◆ DIRECTIVE
Count the lines containing "Beam". Give the number alone.

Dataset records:

╭──

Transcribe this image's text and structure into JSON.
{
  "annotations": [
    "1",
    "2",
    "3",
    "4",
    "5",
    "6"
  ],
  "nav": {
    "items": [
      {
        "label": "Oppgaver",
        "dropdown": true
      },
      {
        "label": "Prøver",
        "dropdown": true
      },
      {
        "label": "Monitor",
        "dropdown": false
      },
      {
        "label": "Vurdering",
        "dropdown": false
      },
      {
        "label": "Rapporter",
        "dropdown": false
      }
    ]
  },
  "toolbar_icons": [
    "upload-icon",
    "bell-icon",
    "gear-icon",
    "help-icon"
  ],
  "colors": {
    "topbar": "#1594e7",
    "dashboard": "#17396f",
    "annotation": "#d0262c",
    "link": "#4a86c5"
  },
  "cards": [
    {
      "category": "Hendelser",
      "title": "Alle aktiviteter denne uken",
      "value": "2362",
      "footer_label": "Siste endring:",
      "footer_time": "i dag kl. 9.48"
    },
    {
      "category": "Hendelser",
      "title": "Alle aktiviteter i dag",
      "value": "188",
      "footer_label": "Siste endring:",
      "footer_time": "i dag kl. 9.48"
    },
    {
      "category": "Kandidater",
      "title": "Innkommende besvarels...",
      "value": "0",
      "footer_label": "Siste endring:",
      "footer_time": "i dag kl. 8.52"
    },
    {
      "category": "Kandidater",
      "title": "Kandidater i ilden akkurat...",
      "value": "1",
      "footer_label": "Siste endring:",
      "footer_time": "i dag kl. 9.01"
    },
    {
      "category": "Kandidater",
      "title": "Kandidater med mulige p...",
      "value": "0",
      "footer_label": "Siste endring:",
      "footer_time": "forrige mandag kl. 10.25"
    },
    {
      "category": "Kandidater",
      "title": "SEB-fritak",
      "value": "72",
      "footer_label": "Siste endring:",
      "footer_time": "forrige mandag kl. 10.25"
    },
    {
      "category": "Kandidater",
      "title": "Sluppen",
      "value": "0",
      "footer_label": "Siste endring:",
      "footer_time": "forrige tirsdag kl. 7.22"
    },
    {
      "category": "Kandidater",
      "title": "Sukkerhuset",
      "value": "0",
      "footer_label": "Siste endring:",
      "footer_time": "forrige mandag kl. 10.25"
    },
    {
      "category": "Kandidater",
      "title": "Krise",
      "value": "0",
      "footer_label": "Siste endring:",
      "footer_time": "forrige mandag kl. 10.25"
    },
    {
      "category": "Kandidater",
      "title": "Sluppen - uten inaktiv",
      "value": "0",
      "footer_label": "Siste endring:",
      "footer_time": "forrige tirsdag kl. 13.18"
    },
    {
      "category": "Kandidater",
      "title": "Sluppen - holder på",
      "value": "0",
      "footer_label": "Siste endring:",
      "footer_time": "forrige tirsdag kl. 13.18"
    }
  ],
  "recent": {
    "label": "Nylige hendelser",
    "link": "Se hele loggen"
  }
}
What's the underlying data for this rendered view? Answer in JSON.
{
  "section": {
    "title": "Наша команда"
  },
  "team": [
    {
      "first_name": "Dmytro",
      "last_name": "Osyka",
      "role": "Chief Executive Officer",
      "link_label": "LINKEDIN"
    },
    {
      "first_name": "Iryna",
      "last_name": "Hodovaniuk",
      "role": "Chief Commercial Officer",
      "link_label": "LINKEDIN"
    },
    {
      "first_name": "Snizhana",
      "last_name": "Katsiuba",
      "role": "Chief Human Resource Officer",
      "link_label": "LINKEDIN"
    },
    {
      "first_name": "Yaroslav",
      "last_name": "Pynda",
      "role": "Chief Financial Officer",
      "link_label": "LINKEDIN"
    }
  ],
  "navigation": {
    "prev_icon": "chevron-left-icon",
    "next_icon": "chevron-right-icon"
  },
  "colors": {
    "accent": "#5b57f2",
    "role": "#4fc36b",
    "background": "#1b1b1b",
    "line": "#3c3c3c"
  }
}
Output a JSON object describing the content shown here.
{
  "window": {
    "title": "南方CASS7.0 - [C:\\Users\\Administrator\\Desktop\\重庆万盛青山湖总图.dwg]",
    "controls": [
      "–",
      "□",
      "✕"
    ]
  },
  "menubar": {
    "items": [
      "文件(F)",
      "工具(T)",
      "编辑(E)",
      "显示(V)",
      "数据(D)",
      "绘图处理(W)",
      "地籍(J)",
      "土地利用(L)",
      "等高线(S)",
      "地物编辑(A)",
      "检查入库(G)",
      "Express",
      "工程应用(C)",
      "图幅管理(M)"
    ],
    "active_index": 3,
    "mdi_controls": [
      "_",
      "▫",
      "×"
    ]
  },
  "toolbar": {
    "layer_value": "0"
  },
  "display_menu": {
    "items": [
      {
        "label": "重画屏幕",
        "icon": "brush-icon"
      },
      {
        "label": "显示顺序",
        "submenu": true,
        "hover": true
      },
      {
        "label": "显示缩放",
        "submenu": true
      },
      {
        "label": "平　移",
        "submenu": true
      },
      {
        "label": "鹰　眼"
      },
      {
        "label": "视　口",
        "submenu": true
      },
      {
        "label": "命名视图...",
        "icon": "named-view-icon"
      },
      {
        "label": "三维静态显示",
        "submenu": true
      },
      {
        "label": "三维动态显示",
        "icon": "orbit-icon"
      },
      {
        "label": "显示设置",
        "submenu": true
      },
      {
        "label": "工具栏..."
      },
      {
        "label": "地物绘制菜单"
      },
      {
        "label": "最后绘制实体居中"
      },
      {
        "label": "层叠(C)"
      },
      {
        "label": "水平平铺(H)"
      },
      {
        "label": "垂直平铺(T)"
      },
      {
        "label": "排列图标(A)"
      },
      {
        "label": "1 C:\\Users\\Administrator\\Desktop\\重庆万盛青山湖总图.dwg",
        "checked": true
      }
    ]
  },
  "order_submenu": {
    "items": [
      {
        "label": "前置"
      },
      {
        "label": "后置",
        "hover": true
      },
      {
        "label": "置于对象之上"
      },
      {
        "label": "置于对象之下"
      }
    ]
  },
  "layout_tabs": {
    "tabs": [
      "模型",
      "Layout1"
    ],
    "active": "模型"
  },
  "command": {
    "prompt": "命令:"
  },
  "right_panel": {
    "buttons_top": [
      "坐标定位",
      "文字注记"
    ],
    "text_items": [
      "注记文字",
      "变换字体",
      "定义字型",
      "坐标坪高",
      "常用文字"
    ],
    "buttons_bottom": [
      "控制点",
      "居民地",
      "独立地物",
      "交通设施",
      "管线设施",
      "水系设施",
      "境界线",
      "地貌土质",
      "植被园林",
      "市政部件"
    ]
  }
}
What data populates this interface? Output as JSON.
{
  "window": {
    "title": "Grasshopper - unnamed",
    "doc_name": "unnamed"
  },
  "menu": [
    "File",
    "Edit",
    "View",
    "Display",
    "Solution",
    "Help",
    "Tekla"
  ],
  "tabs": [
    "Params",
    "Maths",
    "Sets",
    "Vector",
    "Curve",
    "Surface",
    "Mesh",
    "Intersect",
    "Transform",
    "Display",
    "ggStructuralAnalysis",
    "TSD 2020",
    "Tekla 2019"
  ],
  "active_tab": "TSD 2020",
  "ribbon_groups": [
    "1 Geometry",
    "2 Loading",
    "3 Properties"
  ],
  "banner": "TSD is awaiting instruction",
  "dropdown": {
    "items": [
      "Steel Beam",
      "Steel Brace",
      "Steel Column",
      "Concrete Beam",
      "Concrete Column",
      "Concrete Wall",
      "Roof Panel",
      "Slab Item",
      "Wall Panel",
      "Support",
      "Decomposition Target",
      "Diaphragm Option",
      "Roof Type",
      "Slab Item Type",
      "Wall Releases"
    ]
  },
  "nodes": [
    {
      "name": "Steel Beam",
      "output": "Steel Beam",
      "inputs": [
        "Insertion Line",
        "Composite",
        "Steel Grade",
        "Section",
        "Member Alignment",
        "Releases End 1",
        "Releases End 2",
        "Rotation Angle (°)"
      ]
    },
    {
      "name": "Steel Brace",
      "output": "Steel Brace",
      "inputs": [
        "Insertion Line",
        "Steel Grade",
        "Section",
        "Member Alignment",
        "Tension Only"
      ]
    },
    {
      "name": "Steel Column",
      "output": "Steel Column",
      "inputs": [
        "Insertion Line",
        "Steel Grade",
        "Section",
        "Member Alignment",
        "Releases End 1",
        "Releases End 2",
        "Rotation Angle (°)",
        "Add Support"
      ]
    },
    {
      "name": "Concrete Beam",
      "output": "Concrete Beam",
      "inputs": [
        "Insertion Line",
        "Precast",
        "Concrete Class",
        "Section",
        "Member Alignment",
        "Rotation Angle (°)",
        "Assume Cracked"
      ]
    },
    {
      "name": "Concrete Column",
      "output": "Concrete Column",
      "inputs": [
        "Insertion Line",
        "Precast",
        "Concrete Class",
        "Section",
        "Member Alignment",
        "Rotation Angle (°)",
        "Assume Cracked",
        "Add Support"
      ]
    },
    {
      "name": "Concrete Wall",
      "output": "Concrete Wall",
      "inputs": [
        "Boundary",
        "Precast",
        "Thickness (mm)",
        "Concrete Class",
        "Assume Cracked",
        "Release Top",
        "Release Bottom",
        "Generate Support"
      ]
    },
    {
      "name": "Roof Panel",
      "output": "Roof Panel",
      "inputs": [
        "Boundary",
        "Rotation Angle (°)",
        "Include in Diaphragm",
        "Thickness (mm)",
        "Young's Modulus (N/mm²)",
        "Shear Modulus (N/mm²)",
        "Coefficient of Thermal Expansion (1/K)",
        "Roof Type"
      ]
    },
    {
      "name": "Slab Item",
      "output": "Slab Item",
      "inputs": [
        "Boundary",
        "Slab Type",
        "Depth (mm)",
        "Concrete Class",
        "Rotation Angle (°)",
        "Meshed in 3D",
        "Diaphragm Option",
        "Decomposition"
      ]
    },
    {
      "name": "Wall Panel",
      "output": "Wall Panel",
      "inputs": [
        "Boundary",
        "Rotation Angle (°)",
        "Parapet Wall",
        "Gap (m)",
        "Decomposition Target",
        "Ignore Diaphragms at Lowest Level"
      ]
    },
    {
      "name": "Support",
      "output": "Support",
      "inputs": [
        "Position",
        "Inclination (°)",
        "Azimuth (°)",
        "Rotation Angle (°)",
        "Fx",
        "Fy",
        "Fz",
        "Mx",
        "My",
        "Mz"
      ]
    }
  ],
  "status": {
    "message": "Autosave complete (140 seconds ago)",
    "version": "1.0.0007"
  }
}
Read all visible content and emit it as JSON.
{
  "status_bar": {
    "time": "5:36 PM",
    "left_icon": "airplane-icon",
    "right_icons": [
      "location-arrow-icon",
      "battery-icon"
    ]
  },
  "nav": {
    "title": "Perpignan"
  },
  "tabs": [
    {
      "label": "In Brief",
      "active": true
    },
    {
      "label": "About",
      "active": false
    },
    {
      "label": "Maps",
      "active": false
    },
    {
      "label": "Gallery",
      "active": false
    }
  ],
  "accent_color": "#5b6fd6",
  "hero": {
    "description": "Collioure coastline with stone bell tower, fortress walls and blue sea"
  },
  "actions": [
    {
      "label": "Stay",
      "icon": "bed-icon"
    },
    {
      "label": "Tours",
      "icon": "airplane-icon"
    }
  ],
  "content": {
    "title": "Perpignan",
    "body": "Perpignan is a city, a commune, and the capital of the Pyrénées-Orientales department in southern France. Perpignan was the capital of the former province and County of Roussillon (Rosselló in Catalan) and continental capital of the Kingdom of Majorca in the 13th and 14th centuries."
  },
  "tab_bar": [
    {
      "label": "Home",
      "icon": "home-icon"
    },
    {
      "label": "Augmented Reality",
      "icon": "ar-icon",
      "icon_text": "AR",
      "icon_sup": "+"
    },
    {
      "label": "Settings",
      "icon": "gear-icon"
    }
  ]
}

╰──

◆ ANSWER TO THE EXERCISE
6